* **Goal**: Pick out every line in the data below that holds "What".
## begin Raw data
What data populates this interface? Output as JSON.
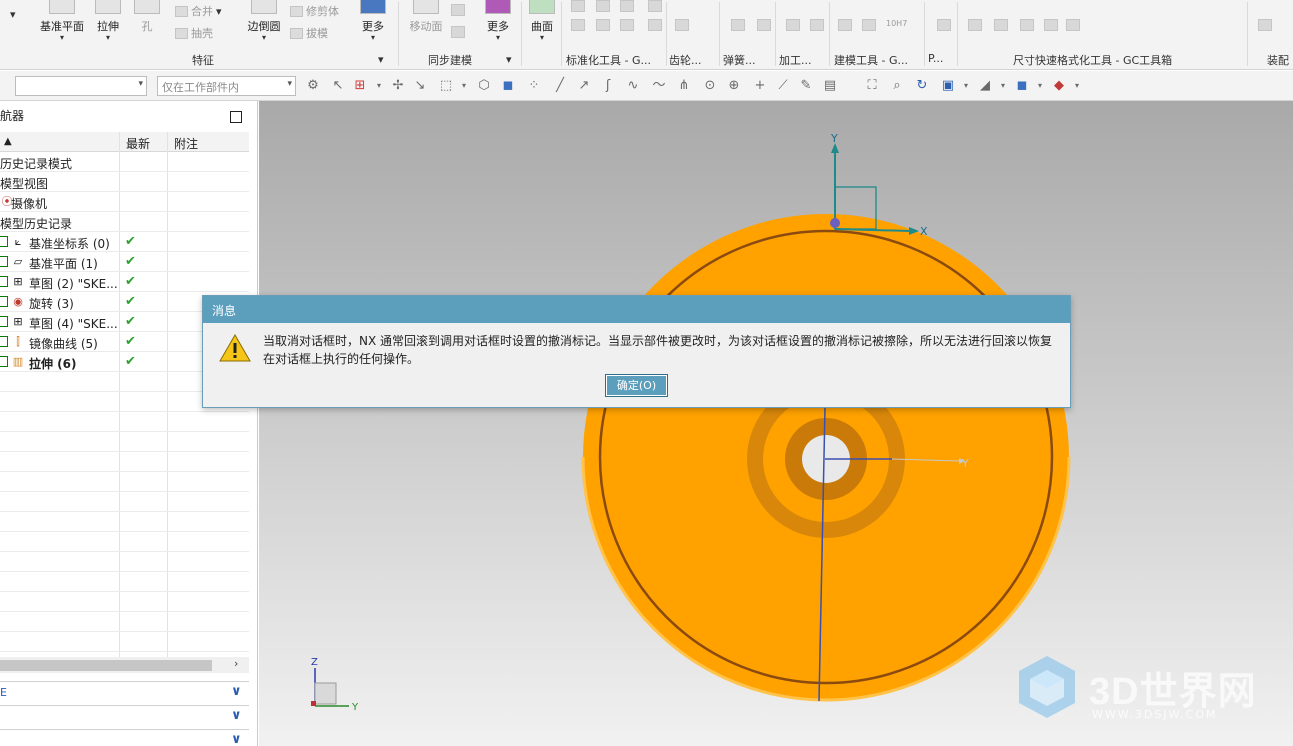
{
  "ribbon": {
    "buttons": [
      {
        "id": "datum-plane",
        "label": "基准平面"
      },
      {
        "id": "extrude",
        "label": "拉伸"
      },
      {
        "id": "hole",
        "label": "孔"
      },
      {
        "id": "edge-blend",
        "label": "边倒圆"
      },
      {
        "id": "more-feature",
        "label": "更多"
      },
      {
        "id": "move-face",
        "label": "移动面"
      },
      {
        "id": "more-sync",
        "label": "更多"
      },
      {
        "id": "surface",
        "label": "曲面"
      },
      {
        "id": "assembly",
        "label": "装配"
      }
    ],
    "small": {
      "unite": "合并",
      "shell": "抽壳",
      "trim": "修剪体",
      "draft": "拔模",
      "tolerance": "10H7"
    },
    "groups": {
      "feature": "特征",
      "sync": "同步建模",
      "std_tools": "标准化工具 - G...",
      "gear": "齿轮...",
      "spring": "弹簧...",
      "machining": "加工...",
      "modeling_tools": "建模工具 - G...",
      "p": "P...",
      "dimension": "尺寸快速格式化工具 - GC工具箱"
    }
  },
  "toolbar": {
    "filter_value": "",
    "scope_value": "仅在工作部件内"
  },
  "navigator": {
    "title": "航器",
    "columns": {
      "name": "",
      "latest": "最新",
      "note": "附注"
    },
    "items": [
      {
        "label": "历史记录模式",
        "latest": ""
      },
      {
        "label": "模型视图",
        "latest": ""
      },
      {
        "label": "摄像机",
        "latest": ""
      },
      {
        "label": "模型历史记录",
        "latest": ""
      },
      {
        "label": "基准坐标系 (0)",
        "latest": "✔"
      },
      {
        "label": "基准平面 (1)",
        "latest": "✔"
      },
      {
        "label": "草图 (2) \"SKE...",
        "latest": "✔"
      },
      {
        "label": "旋转 (3)",
        "latest": "✔"
      },
      {
        "label": "草图 (4) \"SKE...",
        "latest": "✔"
      },
      {
        "label": "镜像曲线 (5)",
        "latest": "✔"
      },
      {
        "label": "拉伸 (6)",
        "latest": "✔"
      }
    ],
    "panel_bar_1": "E"
  },
  "viewport": {
    "axis_x": "X",
    "axis_y": "Y",
    "axis_y2": "Y",
    "triad_z": "Z",
    "triad_y": "Y"
  },
  "dialog": {
    "title": "消息",
    "message": "当取消对话框时，NX 通常回滚到调用对话框时设置的撤消标记。当显示部件被更改时，为该对话框设置的撤消标记被擦除，所以无法进行回滚以恢复在对话框上执行的任何操作。",
    "ok_label": "确定(O)"
  },
  "watermark": {
    "title": "3D世界网",
    "url": "WWW.3DSJW.COM"
  },
  "colors": {
    "part": "#ffa500",
    "dialog_title": "#5b9fbd",
    "check": "#2ea12e"
  }
}
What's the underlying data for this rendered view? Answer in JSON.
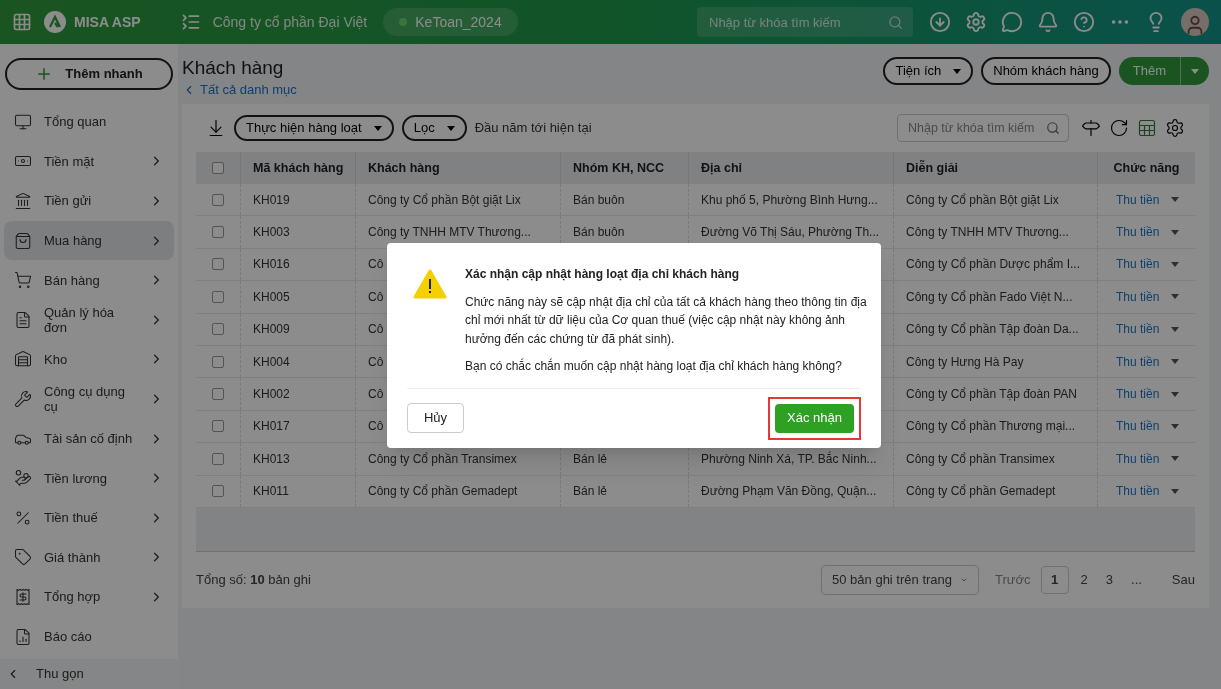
{
  "header": {
    "brand": "MISA ASP",
    "company": "Công ty cổ phần Đại Việt",
    "database": {
      "label": "KeToan_2024"
    },
    "search": {
      "placeholder": "Nhập từ khóa tìm kiếm"
    }
  },
  "sidebar": {
    "quick_add": "Thêm nhanh",
    "items": [
      {
        "label": "Tổng quan",
        "has_children": false,
        "selected": false
      },
      {
        "label": "Tiền mặt",
        "has_children": true,
        "selected": false
      },
      {
        "label": "Tiền gửi",
        "has_children": true,
        "selected": false
      },
      {
        "label": "Mua hàng",
        "has_children": true,
        "selected": true
      },
      {
        "label": "Bán hàng",
        "has_children": true,
        "selected": false
      },
      {
        "label": "Quản lý hóa đơn",
        "has_children": true,
        "selected": false
      },
      {
        "label": "Kho",
        "has_children": true,
        "selected": false
      },
      {
        "label": "Công cụ dụng cụ",
        "has_children": true,
        "selected": false
      },
      {
        "label": "Tài sản cố định",
        "has_children": true,
        "selected": false
      },
      {
        "label": "Tiền lương",
        "has_children": true,
        "selected": false
      },
      {
        "label": "Tiền thuế",
        "has_children": true,
        "selected": false
      },
      {
        "label": "Giá thành",
        "has_children": true,
        "selected": false
      },
      {
        "label": "Tổng hợp",
        "has_children": true,
        "selected": false
      },
      {
        "label": "Báo cáo",
        "has_children": false,
        "selected": false
      }
    ],
    "collapse": "Thu gọn"
  },
  "page": {
    "title": "Khách hàng",
    "back_link": "Tất cả danh mục",
    "actions": [
      "Tiện ích",
      "Nhóm khách hàng"
    ],
    "add_button": "Thêm"
  },
  "toolbar": {
    "batch": "Thực hiện hàng loạt",
    "filter": "Lọc",
    "period": "Đầu năm tới hiện tại",
    "search": {
      "placeholder": "Nhập từ khóa tìm kiếm"
    }
  },
  "table": {
    "all_checked": false,
    "columns": [
      "Mã khách hàng",
      "Khách hàng",
      "Nhóm KH, NCC",
      "Địa chỉ",
      "Diễn giải",
      "Chức năng"
    ],
    "rows": [
      {
        "checked": false,
        "code": "KH019",
        "customer": "Công ty Cổ phần Bột giặt Lix",
        "group": "Bán buôn",
        "address": "Khu phố 5, Phường Bình Hưng...",
        "description": "Công ty Cổ phần Bột giặt Lix",
        "action": "Thu tiền"
      },
      {
        "checked": false,
        "code": "KH003",
        "customer": "Công ty TNHH MTV Thương...",
        "group": "Bán buôn",
        "address": "Đường Võ Thị Sáu, Phường Th...",
        "description": "Công ty TNHH MTV Thương...",
        "action": "Thu tiền"
      },
      {
        "checked": false,
        "code": "KH016",
        "customer": "Cô",
        "description": "Công ty Cổ phần Dược phẩm I...",
        "action": "Thu tiền"
      },
      {
        "checked": false,
        "code": "KH005",
        "customer": "Cô",
        "description": "Công ty Cổ phần Fado Việt N...",
        "action": "Thu tiền"
      },
      {
        "checked": false,
        "code": "KH009",
        "customer": "Cô",
        "description": "Công ty Cổ phần Tập đoàn Da...",
        "action": "Thu tiền"
      },
      {
        "checked": false,
        "code": "KH004",
        "customer": "Cô",
        "description": "Công ty Hưng Hà Pay",
        "action": "Thu tiền"
      },
      {
        "checked": false,
        "code": "KH002",
        "customer": "Cô",
        "description": "Công ty Cổ phần Tập đoàn PAN",
        "action": "Thu tiền"
      },
      {
        "checked": false,
        "code": "KH017",
        "customer": "Cô",
        "description": "Công ty Cổ phần Thương mại...",
        "action": "Thu tiền"
      },
      {
        "checked": false,
        "code": "KH013",
        "customer": "Công ty Cổ phần Transimex",
        "group": "Bán lẻ",
        "address": "Phường Ninh Xá, TP. Bắc Ninh...",
        "description": "Công ty Cổ phần Transimex",
        "action": "Thu tiền"
      },
      {
        "checked": false,
        "code": "KH011",
        "customer": "Công ty Cổ phần Gemadept",
        "group": "Bán lẻ",
        "address": "Đường Phạm Văn Đồng, Quận...",
        "description": "Công ty Cổ phần Gemadept",
        "action": "Thu tiền"
      }
    ]
  },
  "footer": {
    "total": "Tổng số: **10** bản ghi",
    "page_size": "50 bản ghi trên trang",
    "prev": "Trước",
    "pages": [
      {
        "label": "1",
        "selected": true
      },
      {
        "label": "2",
        "selected": false
      },
      {
        "label": "3",
        "selected": false
      },
      {
        "label": "...",
        "selected": false
      }
    ],
    "next": "Sau"
  },
  "dialog": {
    "title": "Xác nhận cập nhật hàng loạt địa chỉ khách hàng",
    "message": "Chức năng này sẽ cập nhật địa chỉ của tất cả khách hàng theo thông tin địa chỉ mới nhất từ dữ liệu của Cơ quan thuế (việc cập nhật này không ảnh hưởng đến các chứng từ đã phát sinh).",
    "question": "Bạn có chắc chắn muốn cập nhật hàng loạt địa chỉ khách hàng không?",
    "cancel": "Hủy",
    "confirm": "Xác nhận",
    "confirm_highlighted": true
  }
}
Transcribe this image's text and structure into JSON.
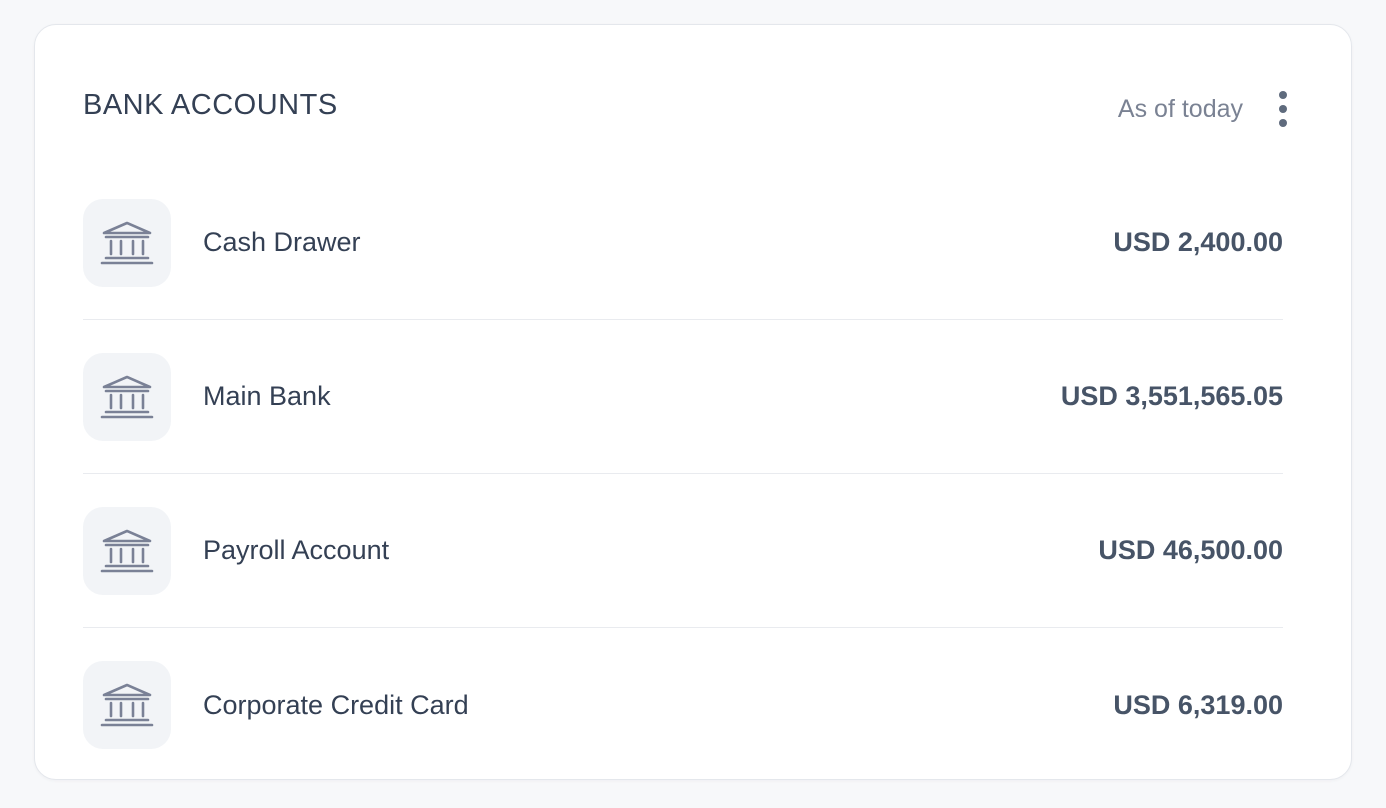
## end Raw data
* **Response to the task**:
What data populates this interface? Output as JSON.
What's the underlying data for this rendered view? Answer in JSON.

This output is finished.